"""

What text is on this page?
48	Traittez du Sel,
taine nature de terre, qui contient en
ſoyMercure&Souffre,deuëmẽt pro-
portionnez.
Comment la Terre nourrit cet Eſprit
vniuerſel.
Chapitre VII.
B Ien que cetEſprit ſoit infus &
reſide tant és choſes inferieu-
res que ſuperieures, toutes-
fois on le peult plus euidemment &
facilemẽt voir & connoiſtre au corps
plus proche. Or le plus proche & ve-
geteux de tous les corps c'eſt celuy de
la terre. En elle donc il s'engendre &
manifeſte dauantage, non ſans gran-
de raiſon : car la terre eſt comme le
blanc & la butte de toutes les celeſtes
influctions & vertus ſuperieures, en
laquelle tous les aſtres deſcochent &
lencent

"""

- _GIVEN EXERCISE_: Repeat every line of the material exactly as given.

- _OUTPUT OF THE EXERCISE_:
What text is on this page?
48	Traittez du Sel,
taine nature de terre, qui contient en
ſoyMercure&Souffre,deuëmẽt pro-
portionnez.
Comment la Terre nourrit cet Eſprit
vniuerſel.
Chapitre VII.
B Ien que cetEſprit ſoit infus &
reſide tant és choſes inferieu-
res que ſuperieures, toutes-
fois on le peult plus euidemment &
facilemẽt voir & connoiſtre au corps
plus proche. Or le plus proche & ve-
geteux de tous les corps c'eſt celuy de
la terre. En elle donc il s'engendre &
manifeſte dauantage, non ſans gran-
de raiſon : car la terre eſt comme le
blanc & la butte de toutes les celeſtes
influctions & vertus ſuperieures, en
laquelle tous les aſtres deſcochent &
lencent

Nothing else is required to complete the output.